TASK TO CARRY OUT: If a line in the entries below includes "color", show that line.

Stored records
■ ■ ■ ■ ■ ■ ■

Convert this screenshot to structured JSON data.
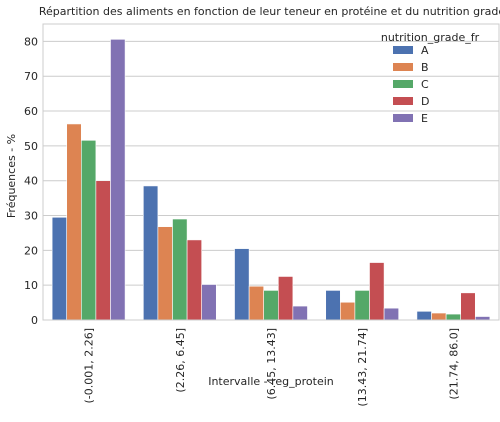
{
  "chart_data": {
    "type": "bar",
    "title": "Répartition des aliments en fonction de leur teneur en protéine et du nutrition grade",
    "xlabel": "Intervalle - reg_protein",
    "ylabel": "Fréquences - %",
    "ylim": [
      0,
      85
    ],
    "yticks": [
      0,
      10,
      20,
      30,
      40,
      50,
      60,
      70,
      80
    ],
    "grid": "horizontal",
    "legend_placement": "top-right",
    "legend_title": "nutrition_grade_fr",
    "categories": [
      "(-0.001, 2.26]",
      "(2.26, 6.45]",
      "(6.45, 13.43]",
      "(13.43, 21.74]",
      "(21.74, 86.0]"
    ],
    "series": [
      {
        "name": "A",
        "color": "#4c72b0",
        "values": [
          29.5,
          38.5,
          20.5,
          8.5,
          2.5
        ]
      },
      {
        "name": "B",
        "color": "#dd8452",
        "values": [
          56.3,
          26.8,
          9.7,
          5.1,
          2.0
        ]
      },
      {
        "name": "C",
        "color": "#55a868",
        "values": [
          51.6,
          29.0,
          8.5,
          8.5,
          1.7
        ]
      },
      {
        "name": "D",
        "color": "#c44e52",
        "values": [
          40.0,
          23.0,
          12.5,
          16.5,
          7.8
        ]
      },
      {
        "name": "E",
        "color": "#8172b3",
        "values": [
          80.6,
          10.2,
          4.0,
          3.4,
          1.0
        ]
      }
    ]
  }
}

■ ■ ■ ■ ■ ■ ■

RESPONSE:
        "color": "#4c72b0",
        "color": "#dd8452",
        "color": "#55a868",
        "color": "#c44e52",
        "color": "#8172b3",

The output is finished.